Figure contents as structured data:
____________________

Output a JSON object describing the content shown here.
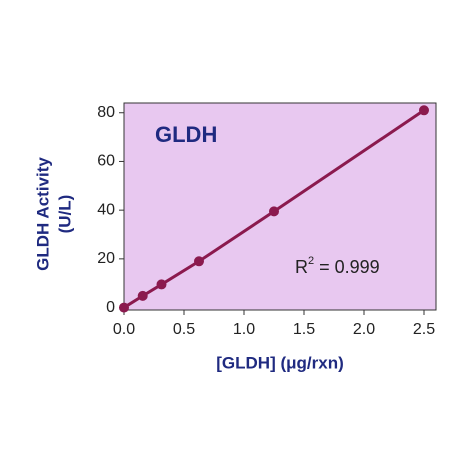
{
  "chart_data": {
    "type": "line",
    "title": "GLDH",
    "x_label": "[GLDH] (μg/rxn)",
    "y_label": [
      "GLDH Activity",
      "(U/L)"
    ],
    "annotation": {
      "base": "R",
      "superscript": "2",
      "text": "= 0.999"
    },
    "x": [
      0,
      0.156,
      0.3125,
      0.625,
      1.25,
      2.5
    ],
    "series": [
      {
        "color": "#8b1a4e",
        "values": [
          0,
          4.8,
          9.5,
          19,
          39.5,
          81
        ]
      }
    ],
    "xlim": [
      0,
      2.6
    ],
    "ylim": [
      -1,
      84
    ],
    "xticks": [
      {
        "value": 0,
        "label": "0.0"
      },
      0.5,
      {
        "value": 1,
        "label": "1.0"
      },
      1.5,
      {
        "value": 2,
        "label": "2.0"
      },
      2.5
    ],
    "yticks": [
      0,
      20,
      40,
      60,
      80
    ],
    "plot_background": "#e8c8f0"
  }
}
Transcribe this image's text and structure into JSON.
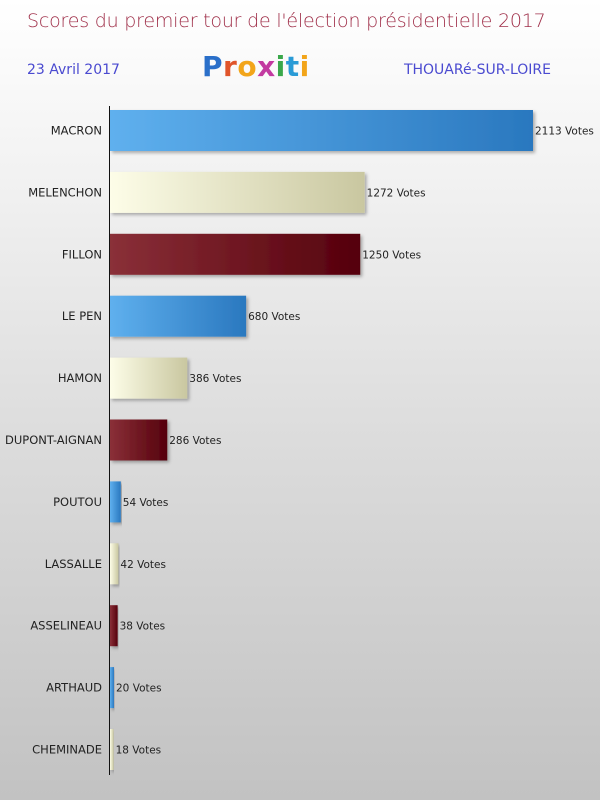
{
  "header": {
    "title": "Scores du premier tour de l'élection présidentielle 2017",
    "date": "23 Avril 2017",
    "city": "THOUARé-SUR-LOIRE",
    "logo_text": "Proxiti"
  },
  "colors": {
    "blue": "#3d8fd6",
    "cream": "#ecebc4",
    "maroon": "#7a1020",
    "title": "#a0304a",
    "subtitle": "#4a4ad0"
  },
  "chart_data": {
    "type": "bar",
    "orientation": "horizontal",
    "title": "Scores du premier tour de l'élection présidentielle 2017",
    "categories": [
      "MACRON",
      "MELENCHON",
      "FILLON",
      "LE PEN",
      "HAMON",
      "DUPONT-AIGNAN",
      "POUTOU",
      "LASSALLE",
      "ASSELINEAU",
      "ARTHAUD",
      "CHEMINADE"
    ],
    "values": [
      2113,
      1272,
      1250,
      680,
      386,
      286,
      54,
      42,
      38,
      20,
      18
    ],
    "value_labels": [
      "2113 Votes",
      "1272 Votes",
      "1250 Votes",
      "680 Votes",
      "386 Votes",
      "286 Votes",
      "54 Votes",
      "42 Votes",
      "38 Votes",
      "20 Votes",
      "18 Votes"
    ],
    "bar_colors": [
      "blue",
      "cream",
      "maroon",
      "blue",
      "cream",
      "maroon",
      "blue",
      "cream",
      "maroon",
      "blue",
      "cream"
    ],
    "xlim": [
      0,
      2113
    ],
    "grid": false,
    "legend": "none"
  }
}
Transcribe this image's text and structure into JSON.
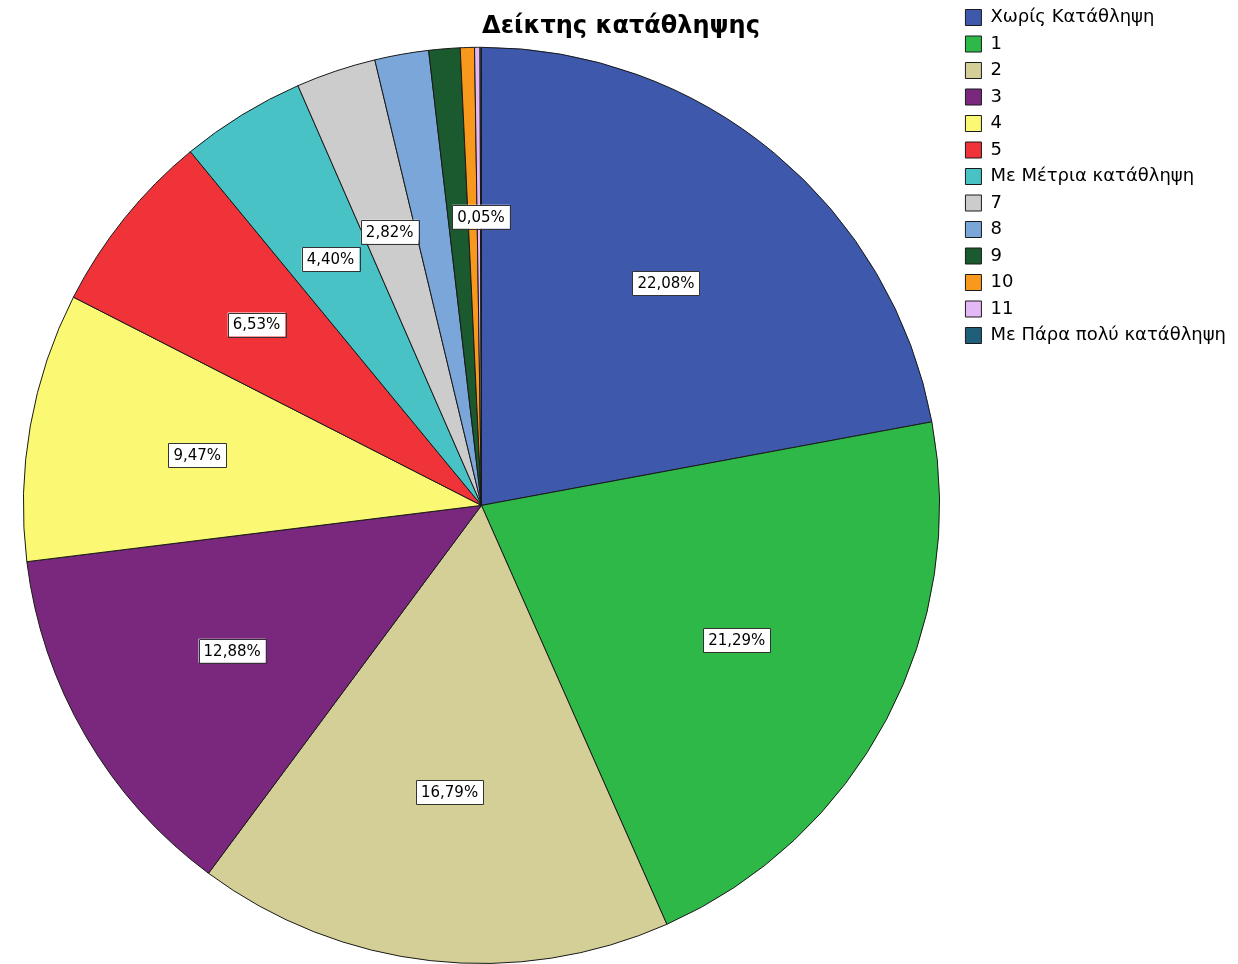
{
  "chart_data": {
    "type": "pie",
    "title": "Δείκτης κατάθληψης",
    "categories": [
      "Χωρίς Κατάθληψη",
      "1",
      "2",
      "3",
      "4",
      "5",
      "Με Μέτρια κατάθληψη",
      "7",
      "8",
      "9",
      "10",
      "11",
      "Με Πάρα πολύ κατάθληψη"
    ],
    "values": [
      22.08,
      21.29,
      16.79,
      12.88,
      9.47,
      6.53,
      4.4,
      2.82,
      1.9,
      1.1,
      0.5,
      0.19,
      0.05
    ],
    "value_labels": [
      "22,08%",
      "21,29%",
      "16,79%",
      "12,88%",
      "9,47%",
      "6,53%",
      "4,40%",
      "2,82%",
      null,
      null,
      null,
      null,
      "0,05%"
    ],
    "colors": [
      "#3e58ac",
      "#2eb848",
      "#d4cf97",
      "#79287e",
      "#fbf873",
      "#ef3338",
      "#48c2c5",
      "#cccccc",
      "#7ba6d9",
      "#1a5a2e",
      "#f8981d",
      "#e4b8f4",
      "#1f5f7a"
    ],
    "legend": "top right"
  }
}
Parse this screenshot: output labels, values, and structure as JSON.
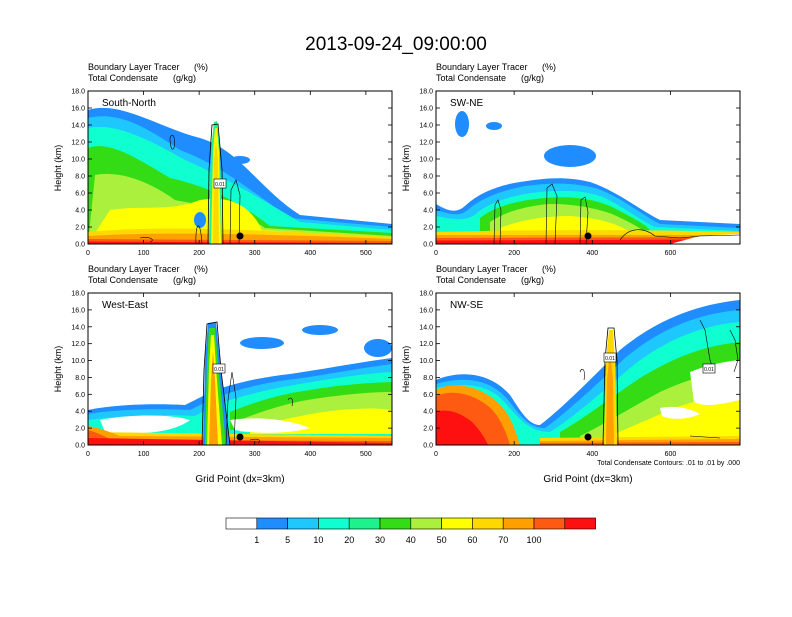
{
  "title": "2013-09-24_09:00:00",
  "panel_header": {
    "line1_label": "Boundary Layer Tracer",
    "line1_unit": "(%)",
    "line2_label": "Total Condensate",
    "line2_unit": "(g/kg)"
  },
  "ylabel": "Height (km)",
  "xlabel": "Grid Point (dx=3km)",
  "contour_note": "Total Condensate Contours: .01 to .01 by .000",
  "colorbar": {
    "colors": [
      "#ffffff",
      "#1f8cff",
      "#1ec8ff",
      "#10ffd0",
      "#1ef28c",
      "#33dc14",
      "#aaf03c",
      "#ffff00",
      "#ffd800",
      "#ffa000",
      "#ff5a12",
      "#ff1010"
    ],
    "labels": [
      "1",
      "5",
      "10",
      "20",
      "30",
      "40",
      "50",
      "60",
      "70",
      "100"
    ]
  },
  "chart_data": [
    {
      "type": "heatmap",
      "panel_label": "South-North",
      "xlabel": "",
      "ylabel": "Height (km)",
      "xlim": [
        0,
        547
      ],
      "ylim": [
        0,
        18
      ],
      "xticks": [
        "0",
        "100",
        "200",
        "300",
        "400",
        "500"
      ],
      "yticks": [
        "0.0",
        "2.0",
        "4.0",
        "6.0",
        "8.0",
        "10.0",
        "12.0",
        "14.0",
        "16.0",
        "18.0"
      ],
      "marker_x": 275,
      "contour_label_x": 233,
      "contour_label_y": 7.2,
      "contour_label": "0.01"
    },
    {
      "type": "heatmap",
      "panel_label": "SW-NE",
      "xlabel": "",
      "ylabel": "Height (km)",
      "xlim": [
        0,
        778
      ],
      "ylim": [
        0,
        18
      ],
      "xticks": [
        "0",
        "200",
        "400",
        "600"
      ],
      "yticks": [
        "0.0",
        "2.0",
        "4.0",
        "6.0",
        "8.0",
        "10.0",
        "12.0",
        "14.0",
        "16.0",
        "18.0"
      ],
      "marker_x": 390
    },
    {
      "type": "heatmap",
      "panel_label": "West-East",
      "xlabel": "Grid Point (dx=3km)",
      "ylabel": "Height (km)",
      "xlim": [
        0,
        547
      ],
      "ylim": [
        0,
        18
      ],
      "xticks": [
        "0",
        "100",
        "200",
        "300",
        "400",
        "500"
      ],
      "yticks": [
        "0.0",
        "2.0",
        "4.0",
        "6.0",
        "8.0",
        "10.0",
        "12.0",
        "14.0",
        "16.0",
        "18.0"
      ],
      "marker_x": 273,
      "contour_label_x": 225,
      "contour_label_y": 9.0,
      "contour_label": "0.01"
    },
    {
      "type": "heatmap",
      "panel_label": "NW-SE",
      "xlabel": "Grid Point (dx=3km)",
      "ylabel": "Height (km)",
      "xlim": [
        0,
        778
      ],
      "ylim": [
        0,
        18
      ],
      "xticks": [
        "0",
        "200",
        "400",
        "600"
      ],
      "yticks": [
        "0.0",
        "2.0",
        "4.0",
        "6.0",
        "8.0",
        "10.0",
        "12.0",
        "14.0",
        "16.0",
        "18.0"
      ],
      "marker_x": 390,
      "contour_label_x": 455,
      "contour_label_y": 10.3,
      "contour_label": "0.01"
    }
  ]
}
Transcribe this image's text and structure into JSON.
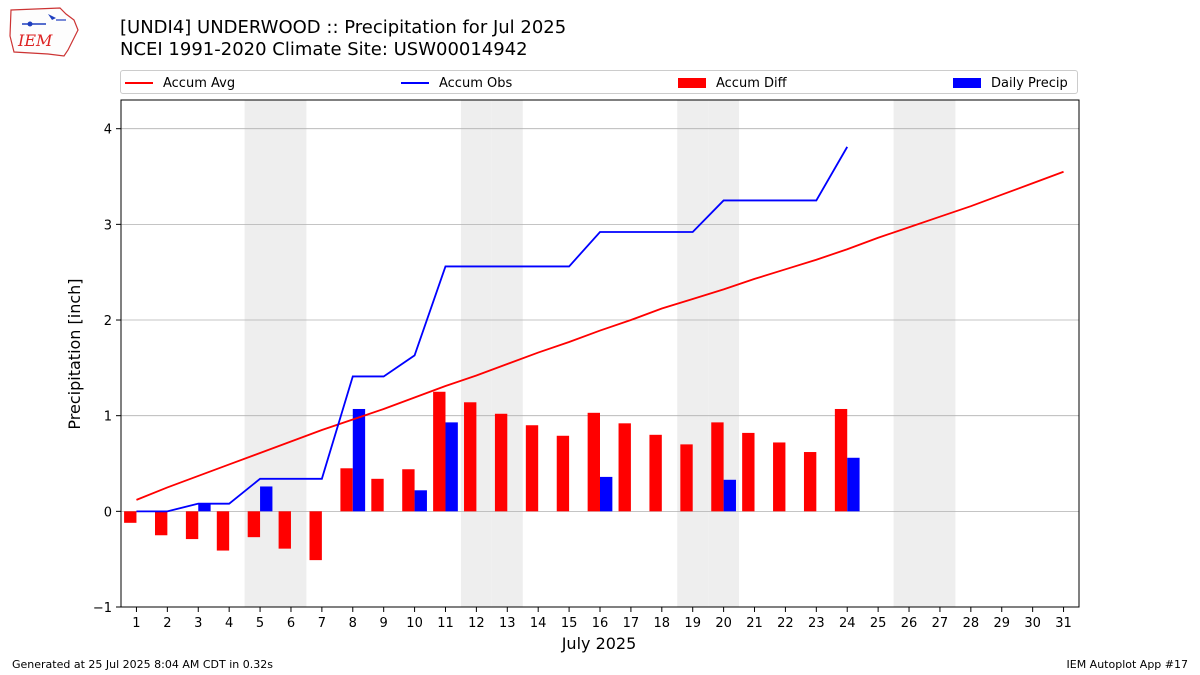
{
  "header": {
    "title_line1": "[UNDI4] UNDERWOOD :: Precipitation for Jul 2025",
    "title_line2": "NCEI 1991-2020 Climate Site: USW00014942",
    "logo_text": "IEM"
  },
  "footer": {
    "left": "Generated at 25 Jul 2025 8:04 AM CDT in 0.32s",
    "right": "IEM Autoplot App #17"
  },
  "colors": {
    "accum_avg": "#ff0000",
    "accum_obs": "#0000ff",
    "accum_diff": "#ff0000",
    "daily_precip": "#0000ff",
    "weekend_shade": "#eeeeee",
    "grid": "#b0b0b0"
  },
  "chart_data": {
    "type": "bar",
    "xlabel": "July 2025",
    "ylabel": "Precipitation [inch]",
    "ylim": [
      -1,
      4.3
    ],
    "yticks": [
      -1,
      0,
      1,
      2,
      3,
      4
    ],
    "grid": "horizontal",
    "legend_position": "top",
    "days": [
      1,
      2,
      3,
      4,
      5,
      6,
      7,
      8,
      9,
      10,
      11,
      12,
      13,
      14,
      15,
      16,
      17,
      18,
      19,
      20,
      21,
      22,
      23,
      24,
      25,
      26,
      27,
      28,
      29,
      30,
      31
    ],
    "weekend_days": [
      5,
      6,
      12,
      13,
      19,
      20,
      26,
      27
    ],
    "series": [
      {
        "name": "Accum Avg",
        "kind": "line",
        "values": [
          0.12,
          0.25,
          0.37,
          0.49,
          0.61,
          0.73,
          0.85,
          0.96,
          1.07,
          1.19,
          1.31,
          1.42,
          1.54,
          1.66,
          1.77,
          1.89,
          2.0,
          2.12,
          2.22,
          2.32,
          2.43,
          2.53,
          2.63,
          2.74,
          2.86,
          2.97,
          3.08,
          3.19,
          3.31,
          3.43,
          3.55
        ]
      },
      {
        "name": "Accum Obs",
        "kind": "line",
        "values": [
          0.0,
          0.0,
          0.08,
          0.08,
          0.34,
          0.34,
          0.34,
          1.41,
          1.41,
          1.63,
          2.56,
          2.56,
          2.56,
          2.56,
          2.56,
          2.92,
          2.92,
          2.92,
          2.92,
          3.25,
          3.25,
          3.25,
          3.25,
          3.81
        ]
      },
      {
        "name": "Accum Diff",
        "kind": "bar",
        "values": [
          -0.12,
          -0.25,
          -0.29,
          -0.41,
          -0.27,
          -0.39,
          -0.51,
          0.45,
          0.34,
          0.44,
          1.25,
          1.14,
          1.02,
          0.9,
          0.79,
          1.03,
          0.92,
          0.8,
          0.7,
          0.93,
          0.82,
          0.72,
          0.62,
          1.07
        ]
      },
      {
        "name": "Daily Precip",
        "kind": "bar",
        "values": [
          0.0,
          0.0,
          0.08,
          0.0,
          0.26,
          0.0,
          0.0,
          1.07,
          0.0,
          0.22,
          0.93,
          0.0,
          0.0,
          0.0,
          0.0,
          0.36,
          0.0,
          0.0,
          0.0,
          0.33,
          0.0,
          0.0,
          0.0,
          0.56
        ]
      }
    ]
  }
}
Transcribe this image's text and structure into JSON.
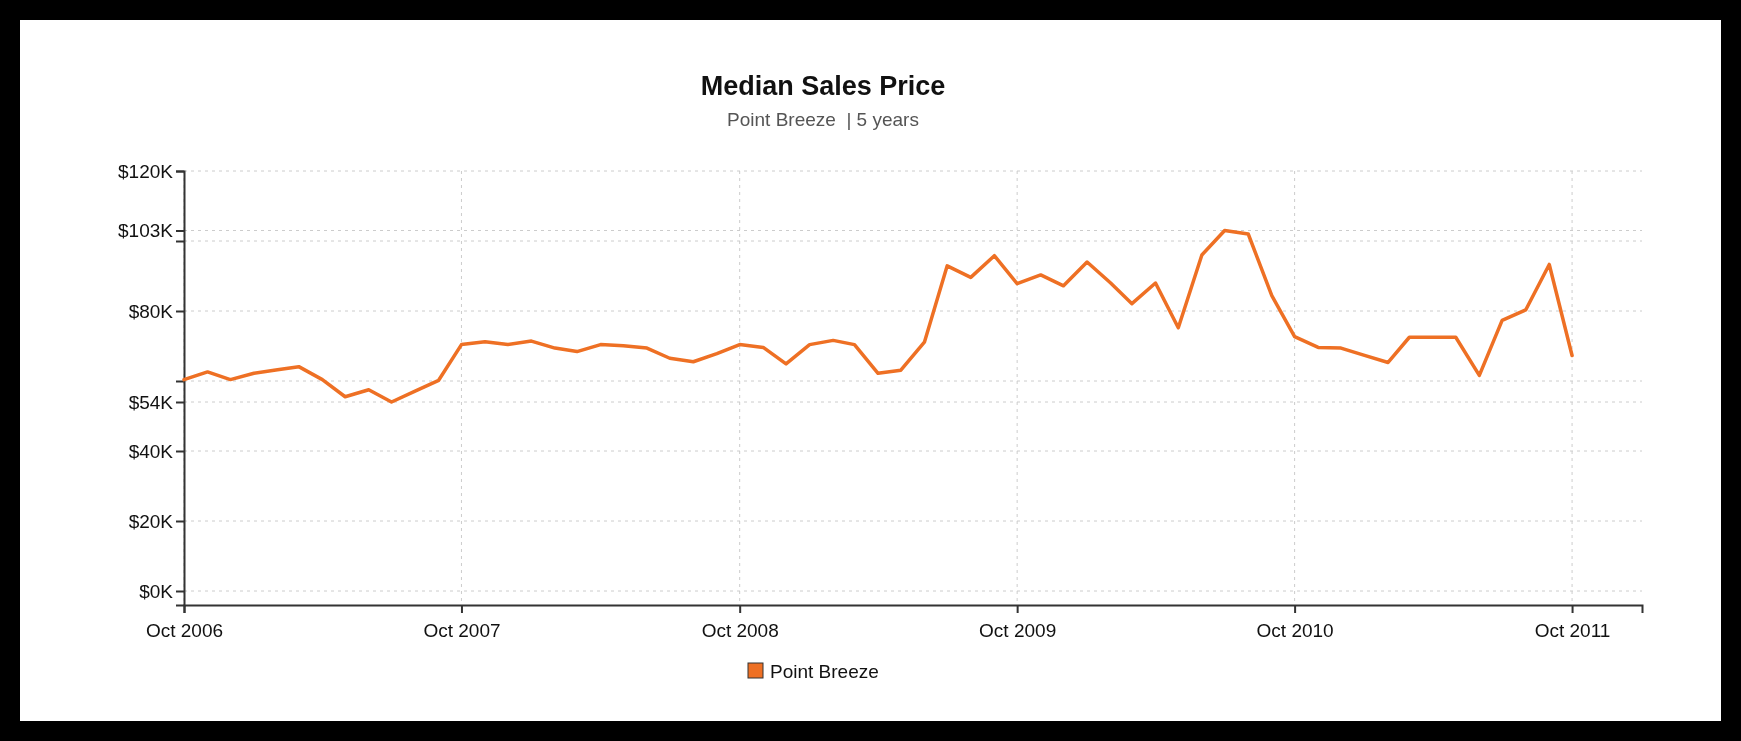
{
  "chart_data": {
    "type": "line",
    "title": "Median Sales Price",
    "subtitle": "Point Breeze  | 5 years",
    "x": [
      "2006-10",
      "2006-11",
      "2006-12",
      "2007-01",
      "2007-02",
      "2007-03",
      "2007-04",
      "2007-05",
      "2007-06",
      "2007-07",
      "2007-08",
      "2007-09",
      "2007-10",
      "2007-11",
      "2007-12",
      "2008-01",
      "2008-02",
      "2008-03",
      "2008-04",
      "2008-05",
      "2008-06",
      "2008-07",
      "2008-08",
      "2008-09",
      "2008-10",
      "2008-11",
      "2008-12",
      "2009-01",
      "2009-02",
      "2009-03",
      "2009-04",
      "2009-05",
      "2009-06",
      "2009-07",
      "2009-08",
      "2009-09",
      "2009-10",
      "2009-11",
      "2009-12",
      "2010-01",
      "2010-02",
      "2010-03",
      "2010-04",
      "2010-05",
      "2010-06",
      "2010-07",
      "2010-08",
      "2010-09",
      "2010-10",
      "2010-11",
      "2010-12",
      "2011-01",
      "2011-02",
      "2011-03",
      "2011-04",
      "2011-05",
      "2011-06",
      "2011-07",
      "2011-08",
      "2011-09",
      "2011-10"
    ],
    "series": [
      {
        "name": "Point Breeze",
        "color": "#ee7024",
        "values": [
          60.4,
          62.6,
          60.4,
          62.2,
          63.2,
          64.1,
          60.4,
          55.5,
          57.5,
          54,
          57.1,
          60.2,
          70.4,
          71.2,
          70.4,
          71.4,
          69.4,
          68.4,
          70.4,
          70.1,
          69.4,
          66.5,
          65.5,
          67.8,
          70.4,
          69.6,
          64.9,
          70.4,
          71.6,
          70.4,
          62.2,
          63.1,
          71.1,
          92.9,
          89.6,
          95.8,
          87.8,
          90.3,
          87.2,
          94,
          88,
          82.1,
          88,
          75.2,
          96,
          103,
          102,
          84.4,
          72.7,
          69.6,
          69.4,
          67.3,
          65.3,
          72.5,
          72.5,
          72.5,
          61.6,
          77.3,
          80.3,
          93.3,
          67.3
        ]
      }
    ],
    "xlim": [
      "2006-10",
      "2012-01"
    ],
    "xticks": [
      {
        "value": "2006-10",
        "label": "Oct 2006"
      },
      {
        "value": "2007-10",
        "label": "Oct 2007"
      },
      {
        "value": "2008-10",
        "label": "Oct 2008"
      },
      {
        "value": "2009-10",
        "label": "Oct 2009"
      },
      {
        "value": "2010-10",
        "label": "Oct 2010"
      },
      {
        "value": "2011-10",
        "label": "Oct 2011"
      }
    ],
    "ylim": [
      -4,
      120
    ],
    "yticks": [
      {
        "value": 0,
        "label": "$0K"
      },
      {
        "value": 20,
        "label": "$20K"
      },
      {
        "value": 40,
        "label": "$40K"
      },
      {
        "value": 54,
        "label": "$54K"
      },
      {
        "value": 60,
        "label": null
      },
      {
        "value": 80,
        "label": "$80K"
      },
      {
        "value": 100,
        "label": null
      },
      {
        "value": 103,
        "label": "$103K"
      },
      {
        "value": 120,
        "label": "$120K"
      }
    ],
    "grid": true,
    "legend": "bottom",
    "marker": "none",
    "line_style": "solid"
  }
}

____________________

REQUIRED TASK: Examine the entries and report how many of their lines contain the string "Precipitation", giving no more than the number.

EXERCISE SOLUTION: 2